> [Prompt] For the data below, work out how many lines include the string "Distance" and report only the number.

> [Record list]
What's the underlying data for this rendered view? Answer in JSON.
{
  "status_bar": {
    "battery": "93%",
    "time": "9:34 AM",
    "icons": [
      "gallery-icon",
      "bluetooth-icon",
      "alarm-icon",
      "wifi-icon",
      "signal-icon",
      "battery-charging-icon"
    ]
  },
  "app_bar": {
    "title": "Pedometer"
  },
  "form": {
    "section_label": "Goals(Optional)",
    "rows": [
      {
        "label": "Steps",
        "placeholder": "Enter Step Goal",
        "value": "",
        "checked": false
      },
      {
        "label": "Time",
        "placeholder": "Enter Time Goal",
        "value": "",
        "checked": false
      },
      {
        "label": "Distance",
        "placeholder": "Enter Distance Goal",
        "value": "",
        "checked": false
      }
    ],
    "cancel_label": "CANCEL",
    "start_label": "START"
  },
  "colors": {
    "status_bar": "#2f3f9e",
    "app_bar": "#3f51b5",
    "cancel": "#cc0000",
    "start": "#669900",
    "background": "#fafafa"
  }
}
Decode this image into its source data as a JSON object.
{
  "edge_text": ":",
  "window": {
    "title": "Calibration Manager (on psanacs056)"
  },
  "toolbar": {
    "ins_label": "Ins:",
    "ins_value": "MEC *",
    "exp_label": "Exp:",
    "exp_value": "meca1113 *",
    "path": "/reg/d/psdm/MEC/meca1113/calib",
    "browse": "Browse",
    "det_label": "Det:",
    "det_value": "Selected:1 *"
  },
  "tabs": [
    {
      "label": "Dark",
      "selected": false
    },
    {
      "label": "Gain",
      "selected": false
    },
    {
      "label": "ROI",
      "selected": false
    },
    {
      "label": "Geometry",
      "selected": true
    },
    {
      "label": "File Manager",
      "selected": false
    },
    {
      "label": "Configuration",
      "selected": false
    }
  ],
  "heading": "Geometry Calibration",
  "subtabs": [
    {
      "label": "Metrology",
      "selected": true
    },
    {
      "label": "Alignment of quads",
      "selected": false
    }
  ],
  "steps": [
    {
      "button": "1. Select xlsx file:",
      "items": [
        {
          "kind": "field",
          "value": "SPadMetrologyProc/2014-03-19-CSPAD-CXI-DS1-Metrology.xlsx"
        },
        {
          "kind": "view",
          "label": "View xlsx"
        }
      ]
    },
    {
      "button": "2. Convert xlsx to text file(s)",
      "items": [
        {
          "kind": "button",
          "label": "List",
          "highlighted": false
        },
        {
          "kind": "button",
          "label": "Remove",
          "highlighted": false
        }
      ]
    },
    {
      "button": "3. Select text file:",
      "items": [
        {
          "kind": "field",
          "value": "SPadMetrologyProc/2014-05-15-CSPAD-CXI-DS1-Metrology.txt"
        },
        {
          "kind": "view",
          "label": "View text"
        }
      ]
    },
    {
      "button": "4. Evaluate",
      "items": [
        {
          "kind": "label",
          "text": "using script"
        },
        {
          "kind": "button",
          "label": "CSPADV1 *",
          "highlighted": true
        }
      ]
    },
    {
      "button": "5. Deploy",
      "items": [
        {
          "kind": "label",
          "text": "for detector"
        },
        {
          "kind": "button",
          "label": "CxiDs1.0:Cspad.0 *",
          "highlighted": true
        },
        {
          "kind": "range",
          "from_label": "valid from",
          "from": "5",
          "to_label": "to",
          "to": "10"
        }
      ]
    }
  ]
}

> [Output of the task] 2